Objective:
Wherever the word "icon" shows up in a line, please copy that line.

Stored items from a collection
┌────────
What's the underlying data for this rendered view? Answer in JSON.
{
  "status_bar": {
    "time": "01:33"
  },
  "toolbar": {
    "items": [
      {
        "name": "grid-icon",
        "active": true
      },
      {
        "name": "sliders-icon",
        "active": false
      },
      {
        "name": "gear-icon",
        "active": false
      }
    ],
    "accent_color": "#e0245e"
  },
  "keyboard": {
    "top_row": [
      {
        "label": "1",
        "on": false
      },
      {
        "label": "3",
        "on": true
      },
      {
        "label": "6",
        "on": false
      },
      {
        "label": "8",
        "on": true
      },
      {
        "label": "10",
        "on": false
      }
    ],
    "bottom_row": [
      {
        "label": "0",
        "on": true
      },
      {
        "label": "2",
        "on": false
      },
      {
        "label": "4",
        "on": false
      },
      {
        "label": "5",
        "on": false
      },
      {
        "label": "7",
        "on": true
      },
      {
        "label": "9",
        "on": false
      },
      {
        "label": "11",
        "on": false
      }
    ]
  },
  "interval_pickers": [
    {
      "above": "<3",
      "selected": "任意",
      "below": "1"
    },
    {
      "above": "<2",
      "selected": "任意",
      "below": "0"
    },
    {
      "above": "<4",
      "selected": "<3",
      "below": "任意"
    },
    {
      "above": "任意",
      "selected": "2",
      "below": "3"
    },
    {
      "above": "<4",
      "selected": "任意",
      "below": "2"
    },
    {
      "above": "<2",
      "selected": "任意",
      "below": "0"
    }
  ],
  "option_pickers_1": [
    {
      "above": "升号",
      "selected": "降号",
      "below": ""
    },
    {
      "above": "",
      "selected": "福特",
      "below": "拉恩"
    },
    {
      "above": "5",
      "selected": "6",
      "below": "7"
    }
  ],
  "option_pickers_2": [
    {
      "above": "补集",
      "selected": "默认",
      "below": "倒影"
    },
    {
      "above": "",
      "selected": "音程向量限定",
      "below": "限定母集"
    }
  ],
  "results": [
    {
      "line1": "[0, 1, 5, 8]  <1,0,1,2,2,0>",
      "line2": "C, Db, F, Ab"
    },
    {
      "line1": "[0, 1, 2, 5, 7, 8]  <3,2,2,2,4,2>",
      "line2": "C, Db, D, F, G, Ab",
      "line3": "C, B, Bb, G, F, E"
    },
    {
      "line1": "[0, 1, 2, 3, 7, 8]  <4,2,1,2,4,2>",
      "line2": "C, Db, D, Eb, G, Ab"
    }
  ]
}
└────────
┌────────
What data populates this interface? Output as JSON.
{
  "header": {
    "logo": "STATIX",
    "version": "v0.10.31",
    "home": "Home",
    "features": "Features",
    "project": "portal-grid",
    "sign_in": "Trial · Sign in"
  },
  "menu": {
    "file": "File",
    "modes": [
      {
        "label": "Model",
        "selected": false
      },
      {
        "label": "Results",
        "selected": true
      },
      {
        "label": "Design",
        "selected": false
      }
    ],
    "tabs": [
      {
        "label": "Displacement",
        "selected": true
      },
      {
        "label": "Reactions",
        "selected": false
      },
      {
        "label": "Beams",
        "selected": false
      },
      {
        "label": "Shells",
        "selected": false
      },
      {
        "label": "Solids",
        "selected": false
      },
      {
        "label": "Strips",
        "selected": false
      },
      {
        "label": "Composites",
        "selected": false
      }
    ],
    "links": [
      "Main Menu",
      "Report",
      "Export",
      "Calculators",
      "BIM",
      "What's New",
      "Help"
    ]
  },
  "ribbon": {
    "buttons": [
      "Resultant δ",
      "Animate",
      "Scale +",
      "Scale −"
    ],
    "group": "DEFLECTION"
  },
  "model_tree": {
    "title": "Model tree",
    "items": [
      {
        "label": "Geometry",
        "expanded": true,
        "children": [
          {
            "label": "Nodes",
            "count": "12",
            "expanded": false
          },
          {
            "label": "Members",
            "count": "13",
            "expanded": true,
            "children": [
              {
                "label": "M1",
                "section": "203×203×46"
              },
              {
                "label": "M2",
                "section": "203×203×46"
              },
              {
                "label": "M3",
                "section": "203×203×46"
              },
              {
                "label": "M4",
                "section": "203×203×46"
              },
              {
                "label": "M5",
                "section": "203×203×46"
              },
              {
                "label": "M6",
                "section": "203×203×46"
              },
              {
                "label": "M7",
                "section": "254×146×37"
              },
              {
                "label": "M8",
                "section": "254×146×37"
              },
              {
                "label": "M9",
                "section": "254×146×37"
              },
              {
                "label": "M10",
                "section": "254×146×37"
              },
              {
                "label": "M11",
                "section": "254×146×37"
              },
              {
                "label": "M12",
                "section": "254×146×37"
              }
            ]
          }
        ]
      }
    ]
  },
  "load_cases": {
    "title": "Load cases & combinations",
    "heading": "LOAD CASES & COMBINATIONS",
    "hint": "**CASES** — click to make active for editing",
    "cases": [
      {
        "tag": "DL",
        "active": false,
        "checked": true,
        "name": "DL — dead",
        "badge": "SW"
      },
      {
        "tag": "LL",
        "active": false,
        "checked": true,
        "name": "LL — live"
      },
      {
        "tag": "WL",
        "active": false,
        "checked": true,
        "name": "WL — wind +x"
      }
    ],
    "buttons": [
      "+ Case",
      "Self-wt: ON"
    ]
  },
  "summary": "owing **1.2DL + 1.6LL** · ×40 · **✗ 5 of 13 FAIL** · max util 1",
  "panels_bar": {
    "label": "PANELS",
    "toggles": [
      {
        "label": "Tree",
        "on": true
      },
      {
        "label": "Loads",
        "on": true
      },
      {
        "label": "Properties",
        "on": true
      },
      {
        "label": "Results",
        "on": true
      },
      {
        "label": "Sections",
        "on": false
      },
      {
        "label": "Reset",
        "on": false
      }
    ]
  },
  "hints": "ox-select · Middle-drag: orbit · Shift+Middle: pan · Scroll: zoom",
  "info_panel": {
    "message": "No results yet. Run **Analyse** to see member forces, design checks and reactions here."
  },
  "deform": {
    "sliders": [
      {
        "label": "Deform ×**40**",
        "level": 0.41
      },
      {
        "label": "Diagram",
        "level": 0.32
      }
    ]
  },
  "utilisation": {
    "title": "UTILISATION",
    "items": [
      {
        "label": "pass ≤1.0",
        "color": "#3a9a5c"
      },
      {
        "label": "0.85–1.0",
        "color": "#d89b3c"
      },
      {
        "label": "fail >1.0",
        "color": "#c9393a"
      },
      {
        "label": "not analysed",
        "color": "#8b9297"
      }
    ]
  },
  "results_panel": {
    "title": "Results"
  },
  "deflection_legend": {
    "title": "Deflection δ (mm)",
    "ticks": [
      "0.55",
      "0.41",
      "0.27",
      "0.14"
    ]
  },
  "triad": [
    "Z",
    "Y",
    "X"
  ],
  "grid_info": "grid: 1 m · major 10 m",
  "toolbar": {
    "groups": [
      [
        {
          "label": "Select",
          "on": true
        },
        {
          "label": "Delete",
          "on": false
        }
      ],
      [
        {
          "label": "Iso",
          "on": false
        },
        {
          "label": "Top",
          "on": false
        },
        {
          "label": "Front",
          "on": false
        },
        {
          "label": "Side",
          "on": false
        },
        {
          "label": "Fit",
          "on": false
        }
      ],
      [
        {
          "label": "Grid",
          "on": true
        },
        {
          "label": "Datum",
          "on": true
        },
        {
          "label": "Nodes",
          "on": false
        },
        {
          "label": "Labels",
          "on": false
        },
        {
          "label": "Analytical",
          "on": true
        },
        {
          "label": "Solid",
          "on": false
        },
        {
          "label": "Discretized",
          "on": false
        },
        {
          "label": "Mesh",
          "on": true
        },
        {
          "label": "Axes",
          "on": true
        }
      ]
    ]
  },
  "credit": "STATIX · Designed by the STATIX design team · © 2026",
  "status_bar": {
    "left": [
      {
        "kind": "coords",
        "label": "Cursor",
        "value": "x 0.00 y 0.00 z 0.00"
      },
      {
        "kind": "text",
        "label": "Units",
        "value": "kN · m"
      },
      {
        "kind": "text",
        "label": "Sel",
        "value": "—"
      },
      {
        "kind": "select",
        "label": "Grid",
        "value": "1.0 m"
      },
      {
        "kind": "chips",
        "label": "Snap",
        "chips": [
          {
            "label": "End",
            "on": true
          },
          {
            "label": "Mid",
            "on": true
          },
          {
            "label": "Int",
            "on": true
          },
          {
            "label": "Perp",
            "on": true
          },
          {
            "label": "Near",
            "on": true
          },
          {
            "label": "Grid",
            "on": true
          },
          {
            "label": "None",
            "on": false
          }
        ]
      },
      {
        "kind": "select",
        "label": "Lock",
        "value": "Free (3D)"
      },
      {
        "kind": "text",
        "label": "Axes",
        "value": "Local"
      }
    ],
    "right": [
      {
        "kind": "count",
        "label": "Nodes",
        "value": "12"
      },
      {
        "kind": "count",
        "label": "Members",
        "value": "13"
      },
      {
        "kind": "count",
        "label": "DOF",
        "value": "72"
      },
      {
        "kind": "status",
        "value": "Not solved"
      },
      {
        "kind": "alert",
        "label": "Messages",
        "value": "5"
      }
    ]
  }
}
└────────
Result of this task:
        "name": "grid-icon",
        "name": "sliders-icon",
        "name": "gear-icon",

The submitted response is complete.